Dataset excerpt

+++

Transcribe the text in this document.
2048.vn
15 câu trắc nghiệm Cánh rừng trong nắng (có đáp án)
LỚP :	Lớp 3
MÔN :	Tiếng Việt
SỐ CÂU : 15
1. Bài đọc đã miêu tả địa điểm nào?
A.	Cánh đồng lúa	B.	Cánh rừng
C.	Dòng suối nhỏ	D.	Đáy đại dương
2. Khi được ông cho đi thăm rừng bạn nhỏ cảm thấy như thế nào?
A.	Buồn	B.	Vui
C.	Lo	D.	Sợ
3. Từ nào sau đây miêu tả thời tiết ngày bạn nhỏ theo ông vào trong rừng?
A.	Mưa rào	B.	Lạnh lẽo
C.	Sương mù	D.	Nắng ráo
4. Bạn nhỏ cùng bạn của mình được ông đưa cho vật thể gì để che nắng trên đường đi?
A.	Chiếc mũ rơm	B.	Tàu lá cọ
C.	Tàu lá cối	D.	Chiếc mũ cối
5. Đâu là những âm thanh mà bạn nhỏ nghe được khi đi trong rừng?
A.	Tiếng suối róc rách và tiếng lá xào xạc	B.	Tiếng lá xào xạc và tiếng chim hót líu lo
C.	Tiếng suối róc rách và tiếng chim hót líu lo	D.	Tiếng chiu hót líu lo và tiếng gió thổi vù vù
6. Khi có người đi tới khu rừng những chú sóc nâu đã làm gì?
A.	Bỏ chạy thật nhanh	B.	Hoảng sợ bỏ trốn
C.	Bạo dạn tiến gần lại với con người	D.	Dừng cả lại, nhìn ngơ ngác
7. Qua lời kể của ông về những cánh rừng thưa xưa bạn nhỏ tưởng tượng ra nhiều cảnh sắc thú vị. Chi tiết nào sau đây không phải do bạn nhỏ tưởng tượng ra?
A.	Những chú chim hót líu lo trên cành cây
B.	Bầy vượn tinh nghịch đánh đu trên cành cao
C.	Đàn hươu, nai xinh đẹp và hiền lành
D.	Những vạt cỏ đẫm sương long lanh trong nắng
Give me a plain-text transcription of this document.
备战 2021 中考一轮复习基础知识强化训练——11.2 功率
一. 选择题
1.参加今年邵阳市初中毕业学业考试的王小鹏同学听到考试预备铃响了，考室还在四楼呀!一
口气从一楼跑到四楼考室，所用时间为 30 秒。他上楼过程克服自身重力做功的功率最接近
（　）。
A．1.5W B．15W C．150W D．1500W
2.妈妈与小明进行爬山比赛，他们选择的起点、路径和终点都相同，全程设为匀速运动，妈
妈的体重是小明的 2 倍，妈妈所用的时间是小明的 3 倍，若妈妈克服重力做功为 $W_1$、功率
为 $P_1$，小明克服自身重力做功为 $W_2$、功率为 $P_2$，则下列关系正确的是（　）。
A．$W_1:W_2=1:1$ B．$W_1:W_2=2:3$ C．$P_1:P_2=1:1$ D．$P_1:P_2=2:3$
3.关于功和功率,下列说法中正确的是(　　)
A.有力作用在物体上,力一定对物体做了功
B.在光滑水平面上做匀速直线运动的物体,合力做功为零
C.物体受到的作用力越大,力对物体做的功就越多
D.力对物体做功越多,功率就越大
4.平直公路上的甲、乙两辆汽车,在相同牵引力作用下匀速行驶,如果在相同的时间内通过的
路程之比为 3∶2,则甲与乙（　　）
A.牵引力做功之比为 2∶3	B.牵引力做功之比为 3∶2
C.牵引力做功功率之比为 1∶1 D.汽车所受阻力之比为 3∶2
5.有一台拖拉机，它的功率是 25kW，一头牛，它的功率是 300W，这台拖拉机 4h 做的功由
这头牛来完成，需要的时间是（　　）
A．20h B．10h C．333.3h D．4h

+++

Show each line of the listing that holds the string "rách".

A.	Tiếng suối róc rách và tiếng lá xào xạc	B.	Tiếng lá xào xạc và tiếng chim hót líu lo
C.	Tiếng suối róc rách và tiếng chim hót líu lo	D.	Tiếng chiu hót líu lo và tiếng gió thổi vù vù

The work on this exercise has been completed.